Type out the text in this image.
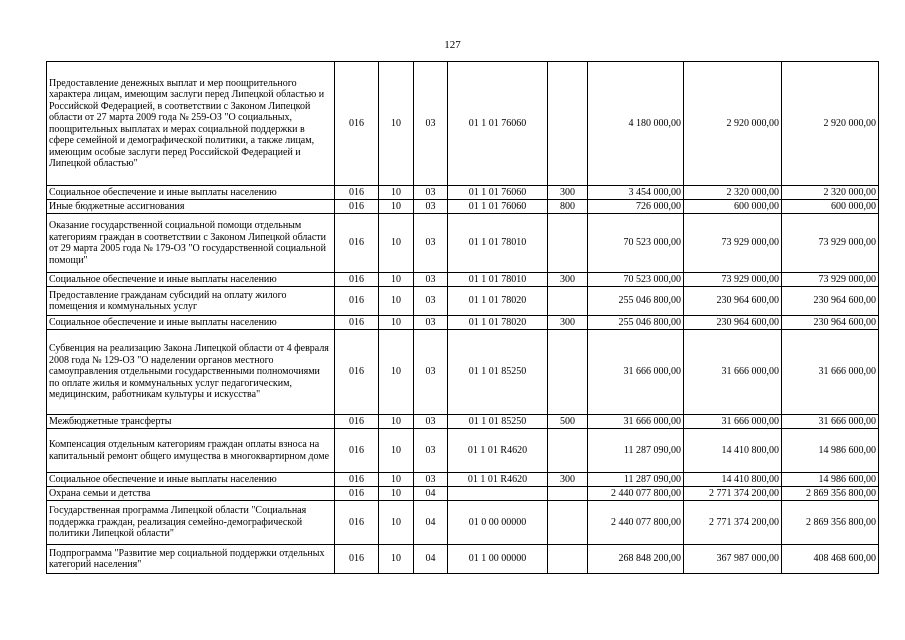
127
Предоставление денежных выплат и мер поощрительного характера лицам, имеющим заслуги перед Липецкой областью и Российской Федерацией, в соответствии с Законом Липецкой области от 27 марта 2009 года № 259-ОЗ "О социальных, поощрительных выплатах и мерах социальной поддержки в сфере семейной и демографической политики, а также лицам, имеющим особые заслуги перед Российской Федерацией и Липецкой областью"	016	10	03	01 1 01 76060		4 180 000,00	2 920 000,00	2 920 000,00
Социальное обеспечение и иные выплаты населению	016	10	03	01 1 01 76060	300	3 454 000,00	2 320 000,00	2 320 000,00
Иные бюджетные ассигнования	016	10	03	01 1 01 76060	800	726 000,00	600 000,00	600 000,00
Оказание государственной социальной помощи отдельным категориям граждан в соответствии с Законом Липецкой области от 29 марта 2005 года № 179-ОЗ "О государственной социальной помощи"	016	10	03	01 1 01 78010		70 523 000,00	73 929 000,00	73 929 000,00
Социальное обеспечение и иные выплаты населению	016	10	03	01 1 01 78010	300	70 523 000,00	73 929 000,00	73 929 000,00
Предоставление гражданам субсидий на оплату жилого помещения и коммунальных услуг	016	10	03	01 1 01 78020		255 046 800,00	230 964 600,00	230 964 600,00
Социальное обеспечение и иные выплаты населению	016	10	03	01 1 01 78020	300	255 046 800,00	230 964 600,00	230 964 600,00
Субвенция на реализацию Закона Липецкой области от 4 февраля 2008 года № 129-ОЗ "О наделении органов местного самоуправления отдельными государственными полномочиями по оплате жилья и коммунальных услуг педагогическим, медицинским, работникам культуры и искусства"	016	10	03	01 1 01 85250		31 666 000,00	31 666 000,00	31 666 000,00
Межбюджетные трансферты	016	10	03	01 1 01 85250	500	31 666 000,00	31 666 000,00	31 666 000,00
Компенсация отдельным категориям граждан оплаты взноса на капитальный ремонт общего имущества в многоквартирном доме	016	10	03	01 1 01 R4620		11 287 090,00	14 410 800,00	14 986 600,00
Социальное обеспечение и иные выплаты населению	016	10	03	01 1 01 R4620	300	11 287 090,00	14 410 800,00	14 986 600,00
Охрана семьи и детства	016	10	04			2 440 077 800,00	2 771 374 200,00	2 869 356 800,00
Государственная программа Липецкой области "Социальная поддержка граждан, реализация семейно-демографической политики Липецкой области"	016	10	04	01 0 00 00000		2 440 077 800,00	2 771 374 200,00	2 869 356 800,00
Подпрограмма "Развитие мер социальной поддержки отдельных категорий населения"	016	10	04	01 1 00 00000		268 848 200,00	367 987 000,00	408 468 600,00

########################################

*What to produce*
From the data above, show each line that contains "Социальное".

*Answer to this problem*
Социальное обеспечение и иные выплаты населению	016	10	03	01 1 01 76060	300	3 454 000,00	2 320 000,00	2 320 000,00
Социальное обеспечение и иные выплаты населению	016	10	03	01 1 01 78010	300	70 523 000,00	73 929 000,00	73 929 000,00
Социальное обеспечение и иные выплаты населению	016	10	03	01 1 01 78020	300	255 046 800,00	230 964 600,00	230 964 600,00
Социальное обеспечение и иные выплаты населению	016	10	03	01 1 01 R4620	300	11 287 090,00	14 410 800,00	14 986 600,00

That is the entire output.